» **YOUR OBJECTIVE**:
Locate each line below that includes "fecha" and reproduce it.

» **EXERCISE MATERIAL**:

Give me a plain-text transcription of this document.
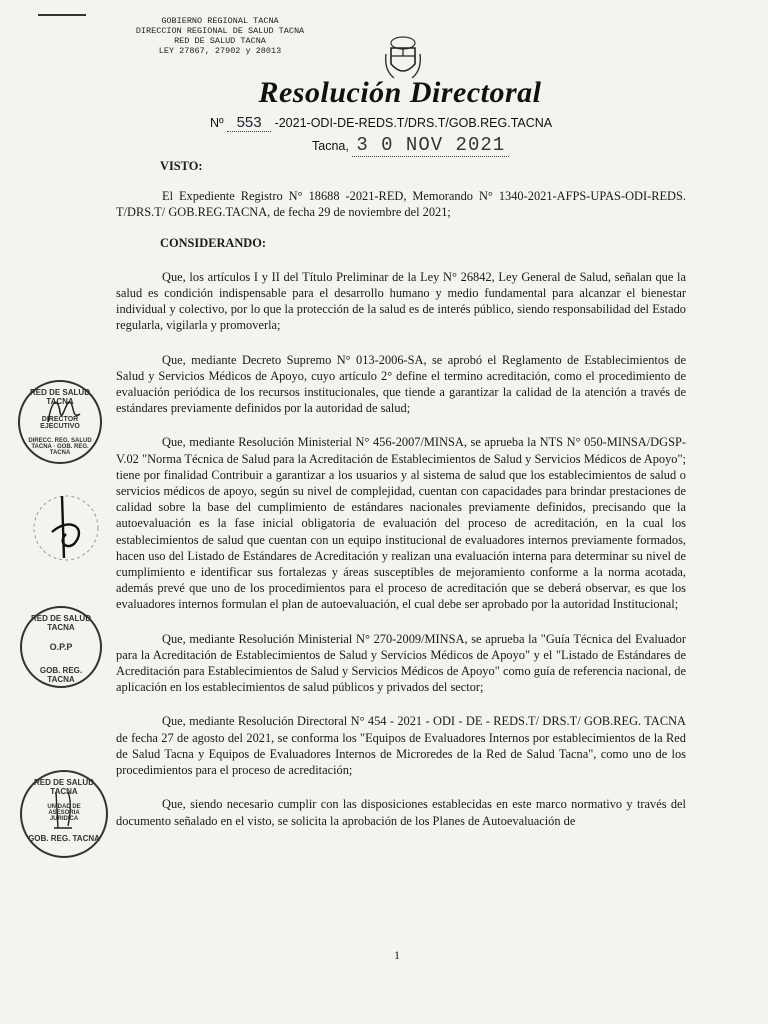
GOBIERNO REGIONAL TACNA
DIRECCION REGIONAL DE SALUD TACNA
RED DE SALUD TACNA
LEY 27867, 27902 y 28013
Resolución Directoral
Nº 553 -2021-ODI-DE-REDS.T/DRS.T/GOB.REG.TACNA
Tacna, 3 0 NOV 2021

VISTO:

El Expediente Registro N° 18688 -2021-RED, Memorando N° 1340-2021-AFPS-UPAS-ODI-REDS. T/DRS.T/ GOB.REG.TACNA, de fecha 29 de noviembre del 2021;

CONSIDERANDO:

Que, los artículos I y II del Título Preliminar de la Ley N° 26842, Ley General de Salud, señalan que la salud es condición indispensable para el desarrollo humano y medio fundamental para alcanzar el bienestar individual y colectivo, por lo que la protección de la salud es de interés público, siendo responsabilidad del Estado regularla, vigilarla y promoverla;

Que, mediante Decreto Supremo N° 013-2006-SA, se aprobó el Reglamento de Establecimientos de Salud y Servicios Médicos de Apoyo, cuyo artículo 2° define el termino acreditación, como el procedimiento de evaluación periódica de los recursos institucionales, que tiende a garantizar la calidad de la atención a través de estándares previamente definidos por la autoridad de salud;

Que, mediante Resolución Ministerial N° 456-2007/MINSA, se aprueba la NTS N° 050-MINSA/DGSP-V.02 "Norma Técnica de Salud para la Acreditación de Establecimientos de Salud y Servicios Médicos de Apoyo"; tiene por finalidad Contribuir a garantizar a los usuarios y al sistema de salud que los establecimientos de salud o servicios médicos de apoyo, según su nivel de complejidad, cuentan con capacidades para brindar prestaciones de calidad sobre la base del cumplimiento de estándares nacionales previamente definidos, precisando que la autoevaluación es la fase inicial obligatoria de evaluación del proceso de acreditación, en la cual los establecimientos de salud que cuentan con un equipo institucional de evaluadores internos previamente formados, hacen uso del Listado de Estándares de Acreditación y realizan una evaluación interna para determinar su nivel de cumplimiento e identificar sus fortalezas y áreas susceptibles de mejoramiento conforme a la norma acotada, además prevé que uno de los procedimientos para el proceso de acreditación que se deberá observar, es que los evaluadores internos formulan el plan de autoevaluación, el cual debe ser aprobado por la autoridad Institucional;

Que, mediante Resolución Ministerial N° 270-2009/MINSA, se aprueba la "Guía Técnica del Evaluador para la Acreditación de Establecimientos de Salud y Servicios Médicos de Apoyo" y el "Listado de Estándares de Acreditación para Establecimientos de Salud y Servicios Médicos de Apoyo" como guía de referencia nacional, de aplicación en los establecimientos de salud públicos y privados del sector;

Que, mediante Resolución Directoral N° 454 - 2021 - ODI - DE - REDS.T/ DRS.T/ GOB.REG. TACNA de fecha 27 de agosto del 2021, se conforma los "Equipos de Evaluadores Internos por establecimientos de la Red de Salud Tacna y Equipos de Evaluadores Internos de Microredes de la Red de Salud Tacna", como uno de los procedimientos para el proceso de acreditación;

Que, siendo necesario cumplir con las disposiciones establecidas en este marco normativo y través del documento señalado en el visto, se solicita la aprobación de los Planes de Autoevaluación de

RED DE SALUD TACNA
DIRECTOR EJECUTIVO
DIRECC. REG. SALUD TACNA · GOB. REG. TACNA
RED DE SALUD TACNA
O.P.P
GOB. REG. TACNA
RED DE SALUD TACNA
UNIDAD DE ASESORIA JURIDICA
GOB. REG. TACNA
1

* * *

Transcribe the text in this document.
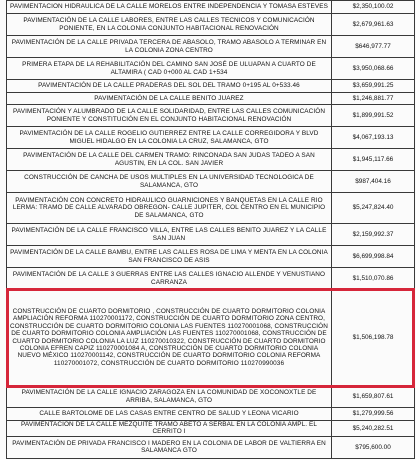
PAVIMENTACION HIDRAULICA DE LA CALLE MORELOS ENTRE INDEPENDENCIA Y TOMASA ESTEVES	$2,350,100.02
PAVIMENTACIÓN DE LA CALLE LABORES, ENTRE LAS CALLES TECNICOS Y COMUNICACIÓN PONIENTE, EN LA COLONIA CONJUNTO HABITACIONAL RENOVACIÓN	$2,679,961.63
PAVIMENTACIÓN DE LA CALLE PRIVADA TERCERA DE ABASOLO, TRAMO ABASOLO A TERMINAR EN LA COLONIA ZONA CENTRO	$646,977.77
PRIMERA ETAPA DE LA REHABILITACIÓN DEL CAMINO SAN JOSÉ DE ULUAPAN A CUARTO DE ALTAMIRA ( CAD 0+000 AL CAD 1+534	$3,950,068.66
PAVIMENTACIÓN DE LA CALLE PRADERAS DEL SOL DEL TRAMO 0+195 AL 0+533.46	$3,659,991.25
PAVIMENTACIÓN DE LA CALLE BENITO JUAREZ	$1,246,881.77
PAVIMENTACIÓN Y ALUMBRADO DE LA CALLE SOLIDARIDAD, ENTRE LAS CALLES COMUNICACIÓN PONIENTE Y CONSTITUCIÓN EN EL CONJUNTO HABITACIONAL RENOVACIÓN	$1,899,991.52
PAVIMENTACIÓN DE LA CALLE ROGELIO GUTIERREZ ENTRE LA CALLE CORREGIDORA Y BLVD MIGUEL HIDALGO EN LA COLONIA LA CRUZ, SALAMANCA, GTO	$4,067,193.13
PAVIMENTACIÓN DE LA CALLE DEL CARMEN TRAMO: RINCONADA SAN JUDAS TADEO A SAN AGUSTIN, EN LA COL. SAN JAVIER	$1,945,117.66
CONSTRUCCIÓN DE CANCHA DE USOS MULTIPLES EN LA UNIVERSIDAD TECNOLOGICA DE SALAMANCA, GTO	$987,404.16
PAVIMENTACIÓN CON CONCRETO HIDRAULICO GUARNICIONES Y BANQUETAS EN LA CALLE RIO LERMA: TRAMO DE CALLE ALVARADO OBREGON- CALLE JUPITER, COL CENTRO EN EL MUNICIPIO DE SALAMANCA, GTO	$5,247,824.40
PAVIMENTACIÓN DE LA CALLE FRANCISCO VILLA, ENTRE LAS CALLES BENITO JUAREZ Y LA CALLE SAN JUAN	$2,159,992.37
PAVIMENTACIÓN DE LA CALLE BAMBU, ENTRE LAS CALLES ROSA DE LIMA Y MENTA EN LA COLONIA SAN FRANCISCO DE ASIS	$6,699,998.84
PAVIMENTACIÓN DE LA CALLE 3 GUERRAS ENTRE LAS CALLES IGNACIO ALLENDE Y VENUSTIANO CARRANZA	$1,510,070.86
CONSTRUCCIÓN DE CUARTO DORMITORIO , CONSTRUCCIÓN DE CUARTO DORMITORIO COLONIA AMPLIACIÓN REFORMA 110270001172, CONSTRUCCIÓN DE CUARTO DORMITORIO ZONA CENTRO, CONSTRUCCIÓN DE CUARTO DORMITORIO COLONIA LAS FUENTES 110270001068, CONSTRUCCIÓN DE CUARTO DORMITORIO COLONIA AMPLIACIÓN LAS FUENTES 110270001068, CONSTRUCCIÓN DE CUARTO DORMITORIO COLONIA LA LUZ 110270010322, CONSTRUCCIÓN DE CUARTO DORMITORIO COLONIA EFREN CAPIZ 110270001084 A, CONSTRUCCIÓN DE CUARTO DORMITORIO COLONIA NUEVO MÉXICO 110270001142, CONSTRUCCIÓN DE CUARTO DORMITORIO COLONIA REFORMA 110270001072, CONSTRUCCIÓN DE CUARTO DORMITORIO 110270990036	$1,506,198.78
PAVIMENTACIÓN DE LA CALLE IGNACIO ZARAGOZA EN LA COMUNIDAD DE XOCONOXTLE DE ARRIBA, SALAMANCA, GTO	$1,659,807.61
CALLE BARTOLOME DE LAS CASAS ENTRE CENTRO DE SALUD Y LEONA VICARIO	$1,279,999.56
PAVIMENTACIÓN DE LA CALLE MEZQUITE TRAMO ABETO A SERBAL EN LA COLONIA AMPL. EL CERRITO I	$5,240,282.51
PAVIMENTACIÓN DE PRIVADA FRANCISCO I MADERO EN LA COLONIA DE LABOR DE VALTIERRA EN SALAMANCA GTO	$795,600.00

» **REPLY TO THE EXERCISE**:
El Expediente Registro N° 18688 -2021-RED, Memorando N° 1340-2021-AFPS-UPAS-ODI-REDS. T/DRS.T/ GOB.REG.TACNA, de fecha 29 de noviembre del 2021;
Que, mediante Resolución Directoral N° 454 - 2021 - ODI - DE - REDS.T/ DRS.T/ GOB.REG. TACNA de fecha 27 de agosto del 2021, se conforma los "Equipos de Evaluadores Internos por establecimientos de la Red de Salud Tacna y Equipos de Evaluadores Internos de Microredes de la Red de Salud Tacna", como uno de los procedimientos para el proceso de acreditación;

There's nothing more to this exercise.